-- start --

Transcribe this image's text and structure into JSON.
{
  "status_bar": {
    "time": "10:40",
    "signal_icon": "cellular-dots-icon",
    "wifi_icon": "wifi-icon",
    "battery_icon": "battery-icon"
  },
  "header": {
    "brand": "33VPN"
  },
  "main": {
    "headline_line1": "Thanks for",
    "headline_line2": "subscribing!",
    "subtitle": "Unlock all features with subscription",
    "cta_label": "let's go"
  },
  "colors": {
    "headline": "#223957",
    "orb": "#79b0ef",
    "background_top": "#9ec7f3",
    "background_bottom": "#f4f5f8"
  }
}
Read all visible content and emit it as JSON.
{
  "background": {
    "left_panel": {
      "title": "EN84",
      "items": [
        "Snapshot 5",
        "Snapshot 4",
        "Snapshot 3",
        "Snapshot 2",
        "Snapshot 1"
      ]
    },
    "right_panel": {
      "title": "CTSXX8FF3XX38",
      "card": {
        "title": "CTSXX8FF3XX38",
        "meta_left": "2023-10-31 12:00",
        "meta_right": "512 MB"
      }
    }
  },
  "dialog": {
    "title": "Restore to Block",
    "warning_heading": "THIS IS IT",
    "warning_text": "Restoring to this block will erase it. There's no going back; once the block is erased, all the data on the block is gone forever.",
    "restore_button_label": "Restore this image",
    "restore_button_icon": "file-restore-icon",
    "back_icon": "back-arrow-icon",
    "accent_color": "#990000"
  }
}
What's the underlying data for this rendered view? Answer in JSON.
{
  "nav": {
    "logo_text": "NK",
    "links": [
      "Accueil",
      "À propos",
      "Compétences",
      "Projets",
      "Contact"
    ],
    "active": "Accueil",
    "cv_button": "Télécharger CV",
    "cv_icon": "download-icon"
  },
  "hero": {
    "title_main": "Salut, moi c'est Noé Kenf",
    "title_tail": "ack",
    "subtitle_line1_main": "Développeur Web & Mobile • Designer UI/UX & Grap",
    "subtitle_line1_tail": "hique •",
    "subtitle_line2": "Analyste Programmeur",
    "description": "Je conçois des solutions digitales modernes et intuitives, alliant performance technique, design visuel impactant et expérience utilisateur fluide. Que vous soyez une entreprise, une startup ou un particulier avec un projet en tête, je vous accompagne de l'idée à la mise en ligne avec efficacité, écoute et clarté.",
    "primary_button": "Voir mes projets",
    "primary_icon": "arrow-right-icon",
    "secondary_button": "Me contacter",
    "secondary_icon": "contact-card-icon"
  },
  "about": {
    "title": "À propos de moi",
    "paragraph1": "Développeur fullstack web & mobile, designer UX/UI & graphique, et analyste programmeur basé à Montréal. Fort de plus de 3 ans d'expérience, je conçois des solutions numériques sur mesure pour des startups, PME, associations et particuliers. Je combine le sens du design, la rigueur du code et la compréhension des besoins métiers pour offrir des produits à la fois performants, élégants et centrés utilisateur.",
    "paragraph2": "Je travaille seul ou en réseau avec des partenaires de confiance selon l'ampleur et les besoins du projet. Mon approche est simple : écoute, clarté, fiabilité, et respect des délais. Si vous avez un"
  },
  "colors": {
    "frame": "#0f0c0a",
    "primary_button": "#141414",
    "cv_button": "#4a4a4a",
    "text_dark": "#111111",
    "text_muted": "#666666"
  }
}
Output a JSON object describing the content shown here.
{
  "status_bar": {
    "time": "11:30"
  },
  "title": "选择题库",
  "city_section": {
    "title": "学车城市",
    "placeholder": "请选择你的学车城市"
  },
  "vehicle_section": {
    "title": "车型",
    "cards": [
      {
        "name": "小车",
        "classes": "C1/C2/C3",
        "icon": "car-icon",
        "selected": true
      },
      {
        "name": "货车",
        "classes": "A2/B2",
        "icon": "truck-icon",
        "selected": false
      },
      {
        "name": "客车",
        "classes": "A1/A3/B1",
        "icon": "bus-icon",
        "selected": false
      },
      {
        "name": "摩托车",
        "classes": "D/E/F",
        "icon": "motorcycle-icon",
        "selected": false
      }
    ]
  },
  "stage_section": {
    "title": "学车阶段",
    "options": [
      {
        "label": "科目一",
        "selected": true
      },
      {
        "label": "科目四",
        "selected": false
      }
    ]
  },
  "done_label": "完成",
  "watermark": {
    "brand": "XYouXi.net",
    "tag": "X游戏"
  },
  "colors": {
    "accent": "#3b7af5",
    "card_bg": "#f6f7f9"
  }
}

-- end --

__WORK REQUIRED__
Reproduce the records word for word.

__SOLUTION FOR THIS EXERCISE__
Transcribe this image's text and structure into JSON.
{
  "status_bar": {
    "time": "10:40",
    "signal_icon": "cellular-dots-icon",
    "wifi_icon": "wifi-icon",
    "battery_icon": "battery-icon"
  },
  "header": {
    "brand": "33VPN"
  },
  "main": {
    "headline_line1": "Thanks for",
    "headline_line2": "subscribing!",
    "subtitle": "Unlock all features with subscription",
    "cta_label": "let's go"
  },
  "colors": {
    "headline": "#223957",
    "orb": "#79b0ef",
    "background_top": "#9ec7f3",
    "background_bottom": "#f4f5f8"
  }
}
Read all visible content and emit it as JSON.
{
  "background": {
    "left_panel": {
      "title": "EN84",
      "items": [
        "Snapshot 5",
        "Snapshot 4",
        "Snapshot 3",
        "Snapshot 2",
        "Snapshot 1"
      ]
    },
    "right_panel": {
      "title": "CTSXX8FF3XX38",
      "card": {
        "title": "CTSXX8FF3XX38",
        "meta_left": "2023-10-31 12:00",
        "meta_right": "512 MB"
      }
    }
  },
  "dialog": {
    "title": "Restore to Block",
    "warning_heading": "THIS IS IT",
    "warning_text": "Restoring to this block will erase it. There's no going back; once the block is erased, all the data on the block is gone forever.",
    "restore_button_label": "Restore this image",
    "restore_button_icon": "file-restore-icon",
    "back_icon": "back-arrow-icon",
    "accent_color": "#990000"
  }
}
What's the underlying data for this rendered view? Answer in JSON.
{
  "nav": {
    "logo_text": "NK",
    "links": [
      "Accueil",
      "À propos",
      "Compétences",
      "Projets",
      "Contact"
    ],
    "active": "Accueil",
    "cv_button": "Télécharger CV",
    "cv_icon": "download-icon"
  },
  "hero": {
    "title_main": "Salut, moi c'est Noé Kenf",
    "title_tail": "ack",
    "subtitle_line1_main": "Développeur Web & Mobile • Designer UI/UX & Grap",
    "subtitle_line1_tail": "hique •",
    "subtitle_line2": "Analyste Programmeur",
    "description": "Je conçois des solutions digitales modernes et intuitives, alliant performance technique, design visuel impactant et expérience utilisateur fluide. Que vous soyez une entreprise, une startup ou un particulier avec un projet en tête, je vous accompagne de l'idée à la mise en ligne avec efficacité, écoute et clarté.",
    "primary_button": "Voir mes projets",
    "primary_icon": "arrow-right-icon",
    "secondary_button": "Me contacter",
    "secondary_icon": "contact-card-icon"
  },
  "about": {
    "title": "À propos de moi",
    "paragraph1": "Développeur fullstack web & mobile, designer UX/UI & graphique, et analyste programmeur basé à Montréal. Fort de plus de 3 ans d'expérience, je conçois des solutions numériques sur mesure pour des startups, PME, associations et particuliers. Je combine le sens du design, la rigueur du code et la compréhension des besoins métiers pour offrir des produits à la fois performants, élégants et centrés utilisateur.",
    "paragraph2": "Je travaille seul ou en réseau avec des partenaires de confiance selon l'ampleur et les besoins du projet. Mon approche est simple : écoute, clarté, fiabilité, et respect des délais. Si vous avez un"
  },
  "colors": {
    "frame": "#0f0c0a",
    "primary_button": "#141414",
    "cv_button": "#4a4a4a",
    "text_dark": "#111111",
    "text_muted": "#666666"
  }
}
Output a JSON object describing the content shown here.
{
  "status_bar": {
    "time": "11:30"
  },
  "title": "选择题库",
  "city_section": {
    "title": "学车城市",
    "placeholder": "请选择你的学车城市"
  },
  "vehicle_section": {
    "title": "车型",
    "cards": [
      {
        "name": "小车",
        "classes": "C1/C2/C3",
        "icon": "car-icon",
        "selected": true
      },
      {
        "name": "货车",
        "classes": "A2/B2",
        "icon": "truck-icon",
        "selected": false
      },
      {
        "name": "客车",
        "classes": "A1/A3/B1",
        "icon": "bus-icon",
        "selected": false
      },
      {
        "name": "摩托车",
        "classes": "D/E/F",
        "icon": "motorcycle-icon",
        "selected": false
      }
    ]
  },
  "stage_section": {
    "title": "学车阶段",
    "options": [
      {
        "label": "科目一",
        "selected": true
      },
      {
        "label": "科目四",
        "selected": false
      }
    ]
  },
  "done_label": "完成",
  "watermark": {
    "brand": "XYouXi.net",
    "tag": "X游戏"
  },
  "colors": {
    "accent": "#3b7af5",
    "card_bg": "#f6f7f9"
  }
}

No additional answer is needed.